↓

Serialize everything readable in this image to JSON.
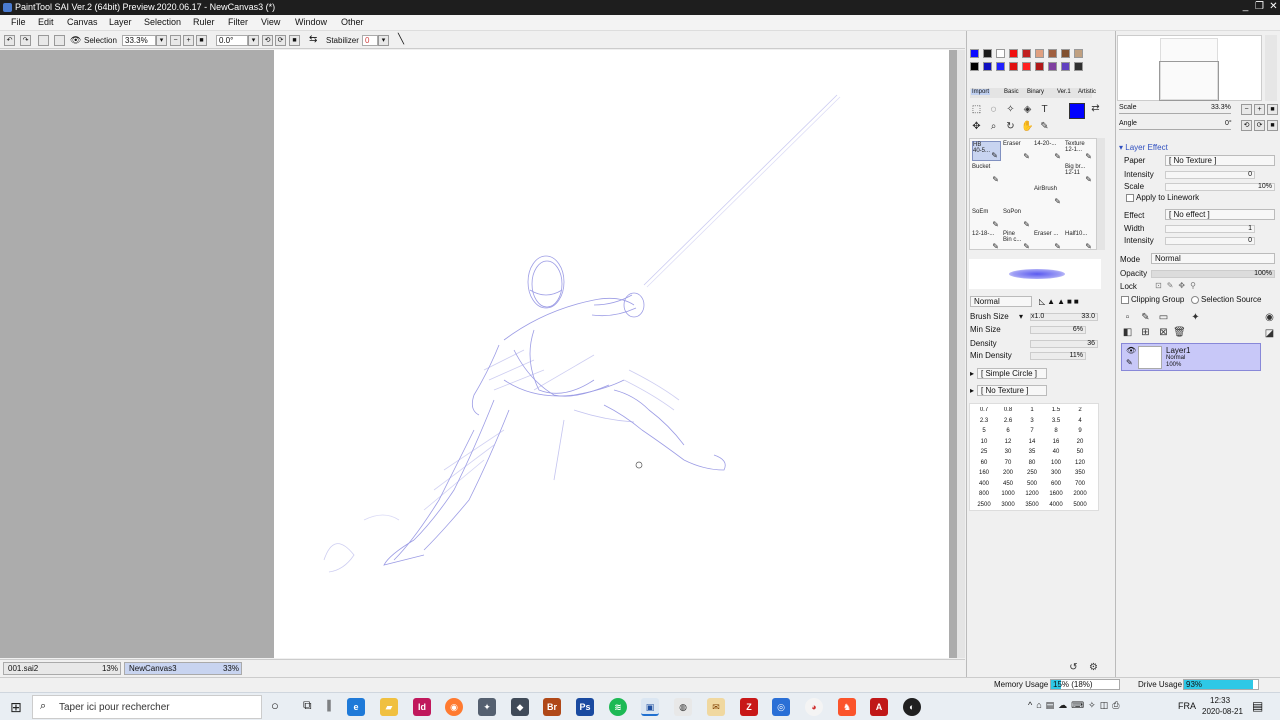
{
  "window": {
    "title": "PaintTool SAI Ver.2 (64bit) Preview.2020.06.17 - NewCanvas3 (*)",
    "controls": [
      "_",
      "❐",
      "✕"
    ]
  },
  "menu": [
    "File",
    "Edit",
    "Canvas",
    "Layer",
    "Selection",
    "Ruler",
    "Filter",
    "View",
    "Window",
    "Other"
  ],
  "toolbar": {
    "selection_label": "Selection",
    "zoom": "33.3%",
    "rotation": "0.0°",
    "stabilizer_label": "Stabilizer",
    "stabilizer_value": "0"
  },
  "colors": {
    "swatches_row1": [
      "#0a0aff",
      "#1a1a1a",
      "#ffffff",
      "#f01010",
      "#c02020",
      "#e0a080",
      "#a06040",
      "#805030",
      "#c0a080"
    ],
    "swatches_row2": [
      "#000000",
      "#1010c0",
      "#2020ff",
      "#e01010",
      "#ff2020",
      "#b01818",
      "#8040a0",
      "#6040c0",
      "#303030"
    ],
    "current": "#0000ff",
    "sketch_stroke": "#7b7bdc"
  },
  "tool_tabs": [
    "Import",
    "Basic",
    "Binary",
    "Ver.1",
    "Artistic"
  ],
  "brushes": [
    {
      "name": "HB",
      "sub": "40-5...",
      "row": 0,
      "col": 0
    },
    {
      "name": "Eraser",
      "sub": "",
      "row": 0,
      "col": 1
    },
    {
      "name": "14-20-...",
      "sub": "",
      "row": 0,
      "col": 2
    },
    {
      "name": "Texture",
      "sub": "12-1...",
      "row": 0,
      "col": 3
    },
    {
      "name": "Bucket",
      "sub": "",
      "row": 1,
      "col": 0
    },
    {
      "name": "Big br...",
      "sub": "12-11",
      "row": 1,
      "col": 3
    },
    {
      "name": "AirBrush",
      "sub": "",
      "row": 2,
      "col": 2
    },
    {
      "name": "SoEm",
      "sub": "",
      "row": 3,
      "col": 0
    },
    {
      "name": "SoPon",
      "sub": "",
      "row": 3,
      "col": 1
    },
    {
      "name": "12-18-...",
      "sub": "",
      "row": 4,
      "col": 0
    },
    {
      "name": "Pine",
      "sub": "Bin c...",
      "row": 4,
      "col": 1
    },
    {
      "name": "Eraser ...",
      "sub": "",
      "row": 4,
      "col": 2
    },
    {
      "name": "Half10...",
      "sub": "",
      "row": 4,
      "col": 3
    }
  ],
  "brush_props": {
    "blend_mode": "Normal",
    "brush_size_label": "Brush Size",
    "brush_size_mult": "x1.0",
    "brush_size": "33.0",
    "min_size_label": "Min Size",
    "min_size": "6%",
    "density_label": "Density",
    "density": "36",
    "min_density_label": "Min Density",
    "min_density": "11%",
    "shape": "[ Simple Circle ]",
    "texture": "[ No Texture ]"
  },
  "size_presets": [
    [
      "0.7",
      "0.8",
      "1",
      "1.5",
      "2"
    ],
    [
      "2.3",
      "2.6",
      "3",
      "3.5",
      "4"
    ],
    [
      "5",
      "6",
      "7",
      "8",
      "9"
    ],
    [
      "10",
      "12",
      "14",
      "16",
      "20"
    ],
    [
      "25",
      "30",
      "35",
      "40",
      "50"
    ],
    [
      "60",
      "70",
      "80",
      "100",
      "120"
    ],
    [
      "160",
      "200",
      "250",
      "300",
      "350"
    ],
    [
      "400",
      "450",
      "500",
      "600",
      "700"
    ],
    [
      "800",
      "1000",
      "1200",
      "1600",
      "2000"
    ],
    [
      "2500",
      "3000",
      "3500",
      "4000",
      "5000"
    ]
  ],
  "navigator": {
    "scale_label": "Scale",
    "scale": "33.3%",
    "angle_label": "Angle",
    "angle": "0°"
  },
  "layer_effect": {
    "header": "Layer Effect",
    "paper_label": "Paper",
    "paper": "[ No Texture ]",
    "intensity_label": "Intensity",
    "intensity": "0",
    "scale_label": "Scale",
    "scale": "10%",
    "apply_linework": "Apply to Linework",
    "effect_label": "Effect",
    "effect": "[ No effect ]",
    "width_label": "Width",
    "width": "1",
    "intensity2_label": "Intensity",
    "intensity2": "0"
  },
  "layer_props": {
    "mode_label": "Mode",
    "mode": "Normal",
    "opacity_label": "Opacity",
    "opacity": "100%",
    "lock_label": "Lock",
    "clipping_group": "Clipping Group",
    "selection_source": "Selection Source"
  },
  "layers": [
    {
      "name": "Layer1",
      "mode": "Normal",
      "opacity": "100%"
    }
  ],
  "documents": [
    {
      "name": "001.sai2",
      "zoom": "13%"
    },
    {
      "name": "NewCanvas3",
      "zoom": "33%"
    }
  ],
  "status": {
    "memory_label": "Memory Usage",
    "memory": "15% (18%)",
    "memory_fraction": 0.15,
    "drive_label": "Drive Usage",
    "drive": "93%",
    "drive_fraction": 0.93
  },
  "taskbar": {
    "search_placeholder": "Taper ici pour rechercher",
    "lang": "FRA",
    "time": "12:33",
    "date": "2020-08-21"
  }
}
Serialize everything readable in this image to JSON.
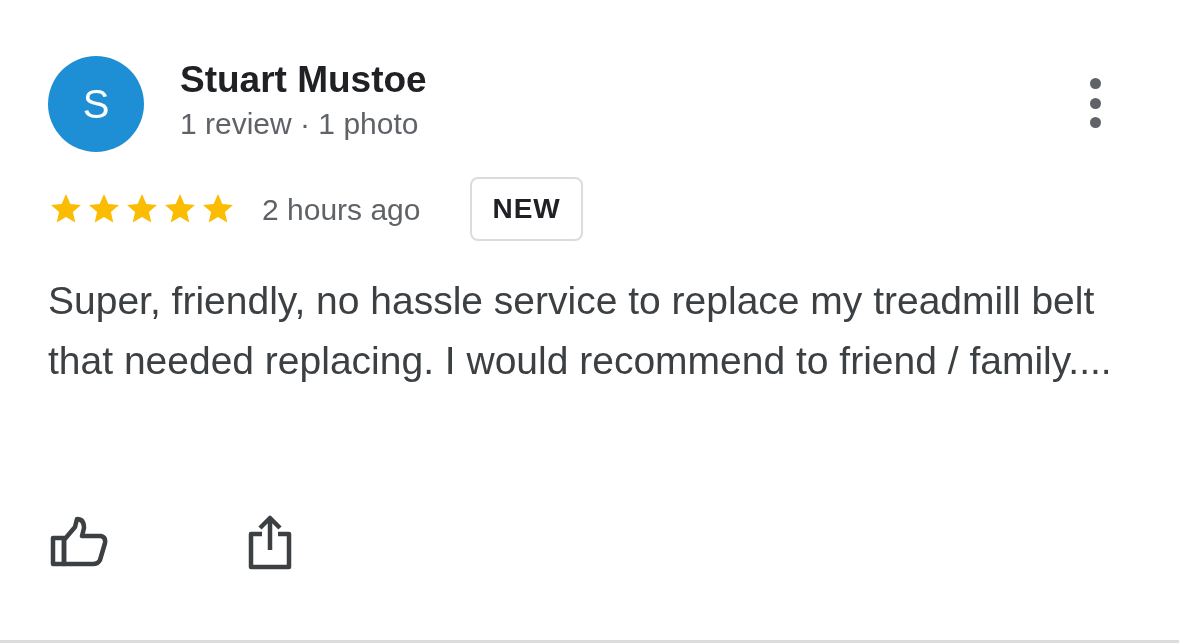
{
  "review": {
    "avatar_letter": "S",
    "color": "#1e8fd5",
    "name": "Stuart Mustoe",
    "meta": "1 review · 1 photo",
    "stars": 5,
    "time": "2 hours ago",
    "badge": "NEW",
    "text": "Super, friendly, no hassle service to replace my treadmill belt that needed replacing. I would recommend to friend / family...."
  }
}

↑

- Aim -
Repeat each record exactly, with the pictures left out.

- Answer in full -
Serialize everything readable in this image to JSON.
{
  "window": {
    "title": "PaintTool SAI Ver.2 (64bit) Preview.2020.06.17 - NewCanvas3 (*)",
    "controls": [
      "_",
      "❐",
      "✕"
    ]
  },
  "menu": [
    "File",
    "Edit",
    "Canvas",
    "Layer",
    "Selection",
    "Ruler",
    "Filter",
    "View",
    "Window",
    "Other"
  ],
  "toolbar": {
    "selection_label": "Selection",
    "zoom": "33.3%",
    "rotation": "0.0°",
    "stabilizer_label": "Stabilizer",
    "stabilizer_value": "0"
  },
  "colors": {
    "swatches_row1": [
      "#0a0aff",
      "#1a1a1a",
      "#ffffff",
      "#f01010",
      "#c02020",
      "#e0a080",
      "#a06040",
      "#805030",
      "#c0a080"
    ],
    "swatches_row2": [
      "#000000",
      "#1010c0",
      "#2020ff",
      "#e01010",
      "#ff2020",
      "#b01818",
      "#8040a0",
      "#6040c0",
      "#303030"
    ],
    "current": "#0000ff",
    "sketch_stroke": "#7b7bdc"
  },
  "tool_tabs": [
    "Import",
    "Basic",
    "Binary",
    "Ver.1",
    "Artistic"
  ],
  "brushes": [
    {
      "name": "HB",
      "sub": "40-5...",
      "row": 0,
      "col": 0
    },
    {
      "name": "Eraser",
      "sub": "",
      "row": 0,
      "col": 1
    },
    {
      "name": "14-20-...",
      "sub": "",
      "row": 0,
      "col": 2
    },
    {
      "name": "Texture",
      "sub": "12-1...",
      "row": 0,
      "col": 3
    },
    {
      "name": "Bucket",
      "sub": "",
      "row": 1,
      "col": 0
    },
    {
      "name": "Big br...",
      "sub": "12-11",
      "row": 1,
      "col": 3
    },
    {
      "name": "AirBrush",
      "sub": "",
      "row": 2,
      "col": 2
    },
    {
      "name": "SoEm",
      "sub": "",
      "row": 3,
      "col": 0
    },
    {
      "name": "SoPon",
      "sub": "",
      "row": 3,
      "col": 1
    },
    {
      "name": "12-18-...",
      "sub": "",
      "row": 4,
      "col": 0
    },
    {
      "name": "Pine",
      "sub": "Bin c...",
      "row": 4,
      "col": 1
    },
    {
      "name": "Eraser ...",
      "sub": "",
      "row": 4,
      "col": 2
    },
    {
      "name": "Half10...",
      "sub": "",
      "row": 4,
      "col": 3
    }
  ],
  "brush_props": {
    "blend_mode": "Normal",
    "brush_size_label": "Brush Size",
    "brush_size_mult": "x1.0",
    "brush_size": "33.0",
    "min_size_label": "Min Size",
    "min_size": "6%",
    "density_label": "Density",
    "density": "36",
    "min_density_label": "Min Density",
    "min_density": "11%",
    "shape": "[ Simple Circle ]",
    "texture": "[ No Texture ]"
  },
  "size_presets": [
    [
      "0.7",
      "0.8",
      "1",
      "1.5",
      "2"
    ],
    [
      "2.3",
      "2.6",
      "3",
      "3.5",
      "4"
    ],
    [
      "5",
      "6",
      "7",
      "8",
      "9"
    ],
    [
      "10",
      "12",
      "14",
      "16",
      "20"
    ],
    [
      "25",
      "30",
      "35",
      "40",
      "50"
    ],
    [
      "60",
      "70",
      "80",
      "100",
      "120"
    ],
    [
      "160",
      "200",
      "250",
      "300",
      "350"
    ],
    [
      "400",
      "450",
      "500",
      "600",
      "700"
    ],
    [
      "800",
      "1000",
      "1200",
      "1600",
      "2000"
    ],
    [
      "2500",
      "3000",
      "3500",
      "4000",
      "5000"
    ]
  ],
  "navigator": {
    "scale_label": "Scale",
    "scale": "33.3%",
    "angle_label": "Angle",
    "angle": "0°"
  },
  "layer_effect": {
    "header": "Layer Effect",
    "paper_label": "Paper",
    "paper": "[ No Texture ]",
    "intensity_label": "Intensity",
    "intensity": "0",
    "scale_label": "Scale",
    "scale": "10%",
    "apply_linework": "Apply to Linework",
    "effect_label": "Effect",
    "effect": "[ No effect ]",
    "width_label": "Width",
    "width": "1",
    "intensity2_label": "Intensity",
    "intensity2": "0"
  },
  "layer_props": {
    "mode_label": "Mode",
    "mode": "Normal",
    "opacity_label": "Opacity",
    "opacity": "100%",
    "lock_label": "Lock",
    "clipping_group": "Clipping Group",
    "selection_source": "Selection Source"
  },
  "layers": [
    {
      "name": "Layer1",
      "mode": "Normal",
      "opacity": "100%"
    }
  ],
  "documents": [
    {
      "name": "001.sai2",
      "zoom": "13%"
    },
    {
      "name": "NewCanvas3",
      "zoom": "33%"
    }
  ],
  "status": {
    "memory_label": "Memory Usage",
    "memory": "15% (18%)",
    "memory_fraction": 0.15,
    "drive_label": "Drive Usage",
    "drive": "93%",
    "drive_fraction": 0.93
  },
  "taskbar": {
    "search_placeholder": "Taper ici pour rechercher",
    "lang": "FRA",
    "time": "12:33",
    "date": "2020-08-21"
  }
}
Serialize everything readable in this image to JSON.
{
  "review": {
    "avatar_letter": "S",
    "color": "#1e8fd5",
    "name": "Stuart Mustoe",
    "meta": "1 review · 1 photo",
    "stars": 5,
    "time": "2 hours ago",
    "badge": "NEW",
    "text": "Super, friendly, no hassle service to replace my treadmill belt that needed replacing. I would recommend to friend / family...."
  }
}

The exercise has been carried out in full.